Across the entries that follow, count each line holding "this" and state the total alone.

(INFORMATION)

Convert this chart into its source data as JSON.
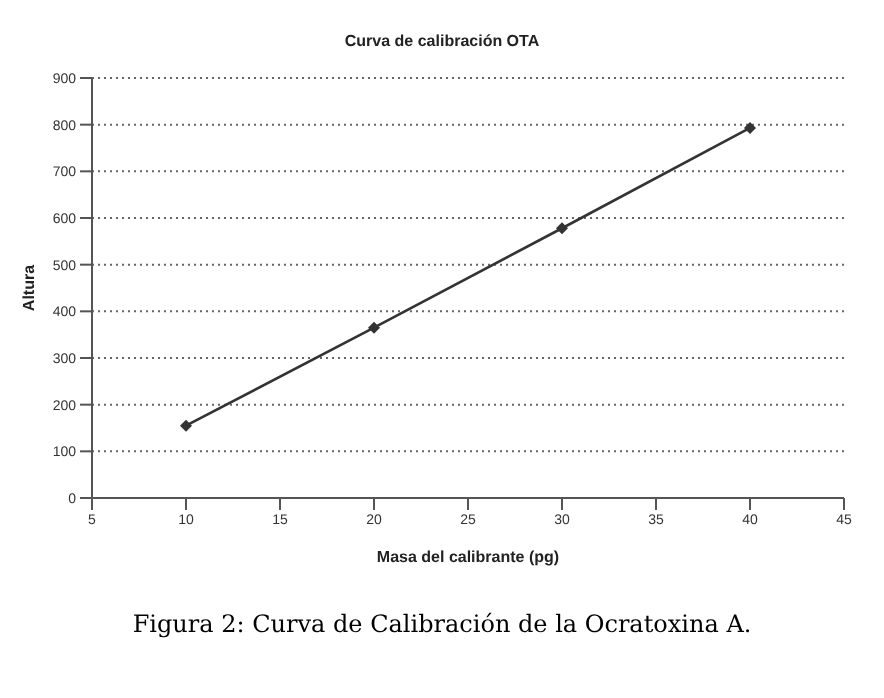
{
  "chart_data": {
    "type": "line",
    "title": "Curva de calibración OTA",
    "xlabel": "Masa del calibrante (pg)",
    "ylabel": "Altura",
    "x": [
      10,
      20,
      30,
      40
    ],
    "values": [
      155,
      365,
      578,
      793
    ],
    "color": "#333333",
    "xlim": [
      5,
      45
    ],
    "xticks": [
      5,
      10,
      15,
      20,
      25,
      30,
      35,
      40,
      45
    ],
    "ylim": [
      0,
      900
    ],
    "yticks": [
      0,
      100,
      200,
      300,
      400,
      500,
      600,
      700,
      800,
      900
    ],
    "grid": "y",
    "marker": "diamond",
    "line_style": "solid",
    "annotations": [
      "Figura 2: Curva de Calibración de la Ocratoxina A."
    ]
  }
}
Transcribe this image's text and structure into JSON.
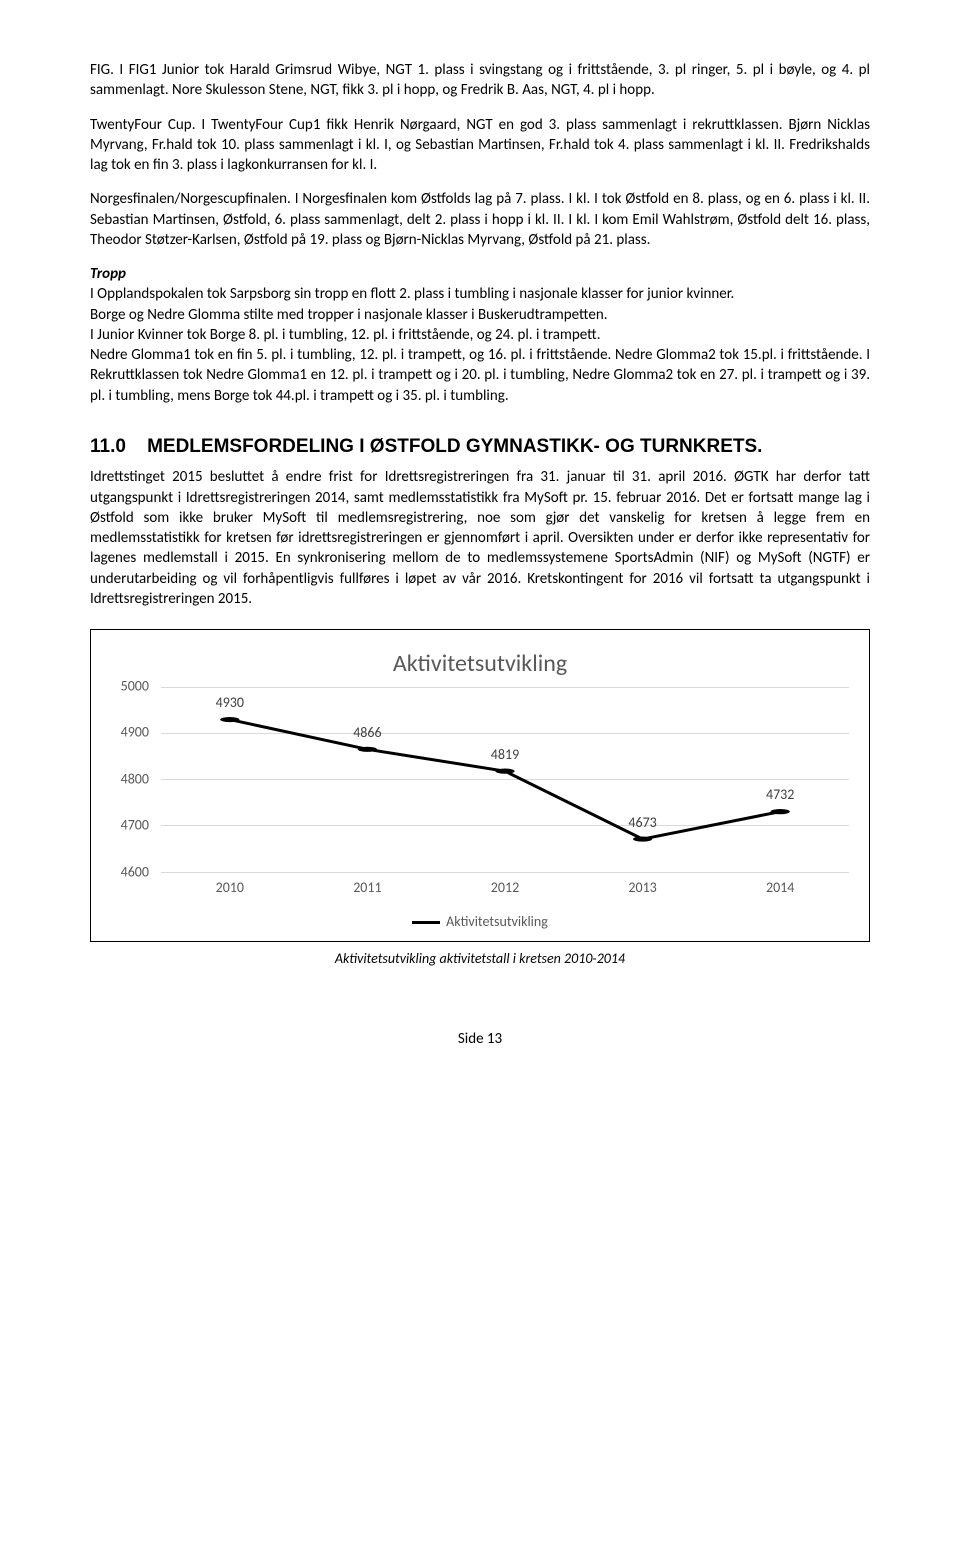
{
  "paragraphs": {
    "p1": "FIG. I FIG1 Junior tok Harald Grimsrud Wibye, NGT 1. plass i svingstang og i frittstående, 3. pl ringer, 5. pl i bøyle, og 4. pl sammenlagt. Nore Skulesson Stene, NGT, fikk 3. pl i hopp, og Fredrik B. Aas, NGT, 4. pl i hopp.",
    "p2": "TwentyFour Cup. I TwentyFour Cup1 fikk Henrik Nørgaard, NGT en god 3. plass sammenlagt i rekruttklassen. Bjørn Nicklas Myrvang, Fr.hald tok 10. plass sammenlagt i kl. I, og Sebastian Martinsen, Fr.hald tok 4. plass sammenlagt i kl. II. Fredrikshalds lag tok en fin 3. plass i lagkonkurransen for kl. I.",
    "p3": "Norgesfinalen/Norgescupfinalen. I Norgesfinalen kom Østfolds lag på 7. plass. I kl. I tok Østfold en 8. plass, og en 6. plass i kl. II. Sebastian Martinsen, Østfold, 6. plass sammenlagt, delt 2. plass i hopp i kl. II. I kl. I kom Emil Wahlstrøm, Østfold delt 16. plass, Theodor Støtzer-Karlsen, Østfold på 19. plass og Bjørn-Nicklas Myrvang, Østfold på 21. plass.",
    "tropp_label": "Tropp",
    "p4": "I Opplandspokalen tok Sarpsborg sin tropp en flott 2. plass i tumbling i nasjonale klasser for junior kvinner.\nBorge og Nedre Glomma stilte med tropper i nasjonale klasser i Buskerudtrampetten.\nI Junior Kvinner tok Borge 8. pl. i tumbling, 12. pl. i frittstående, og 24. pl. i trampett.\nNedre Glomma1 tok en fin 5. pl. i tumbling, 12. pl. i trampett, og 16. pl. i frittstående. Nedre Glomma2 tok 15.pl. i frittstående. I Rekruttklassen tok Nedre Glomma1 en 12. pl. i trampett og i 20. pl. i tumbling, Nedre Glomma2 tok en 27. pl. i trampett og i 39. pl. i tumbling, mens Borge tok 44.pl. i trampett og i 35. pl. i tumbling.",
    "heading_num": "11.0",
    "heading_text": "MEDLEMSFORDELING I ØSTFOLD GYMNASTIKK- OG TURNKRETS.",
    "p5": "Idrettstinget 2015 besluttet å endre frist for Idrettsregistreringen fra 31. januar til 31. april 2016. ØGTK har derfor tatt utgangspunkt i Idrettsregistreringen 2014, samt medlemsstatistikk fra MySoft pr. 15. februar 2016. Det er fortsatt mange lag i Østfold som ikke bruker MySoft til medlemsregistrering, noe som gjør det vanskelig for kretsen å legge frem en medlemsstatistikk for kretsen før idrettsregistreringen er gjennomført i april. Oversikten under er derfor ikke representativ for lagenes medlemstall i 2015. En synkronisering mellom de to medlemssystemene SportsAdmin (NIF) og MySoft (NGTF) er underutarbeiding og vil forhåpentligvis fullføres i løpet av vår 2016. Kretskontingent for 2016 vil fortsatt ta utgangspunkt i Idrettsregistreringen 2015."
  },
  "chart": {
    "type": "line",
    "title": "Aktivitetsutvikling",
    "x_categories": [
      "2010",
      "2011",
      "2012",
      "2013",
      "2014"
    ],
    "values": [
      4930,
      4866,
      4819,
      4673,
      4732
    ],
    "ylim": [
      4600,
      5000
    ],
    "yticks": [
      4600,
      4700,
      4800,
      4900,
      5000
    ],
    "line_color": "#000000",
    "line_width": 3,
    "marker_size": 5,
    "marker_color": "#000000",
    "grid_color": "#d9d9d9",
    "background_color": "#ffffff",
    "title_fontsize": 24,
    "axis_font_color": "#595959",
    "legend_label": "Aktivitetsutvikling",
    "caption": "Aktivitetsutvikling aktivitetstall i kretsen 2010-2014"
  },
  "footer": "Side 13"
}
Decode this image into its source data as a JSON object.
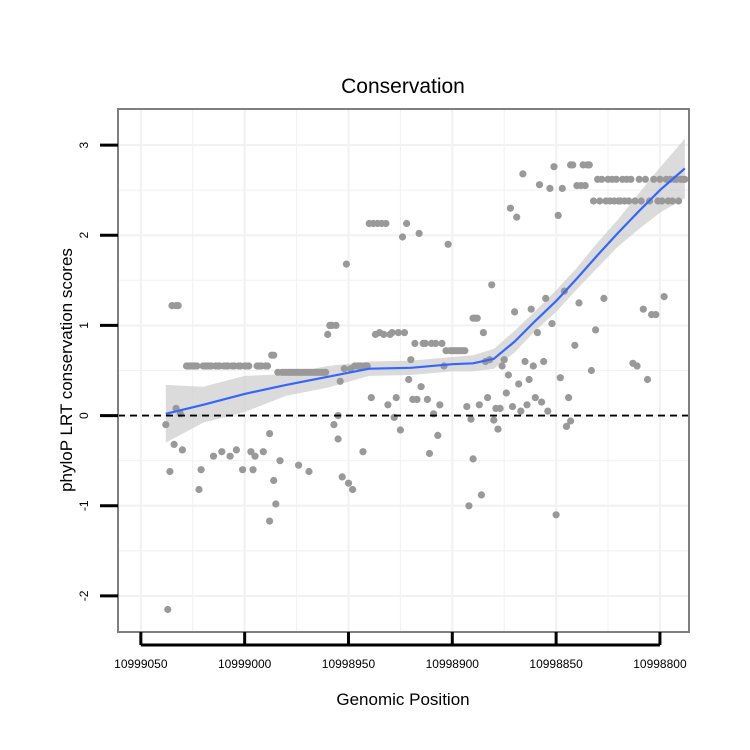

(End INFORMATION)

#### [TASK OUTPUT]
3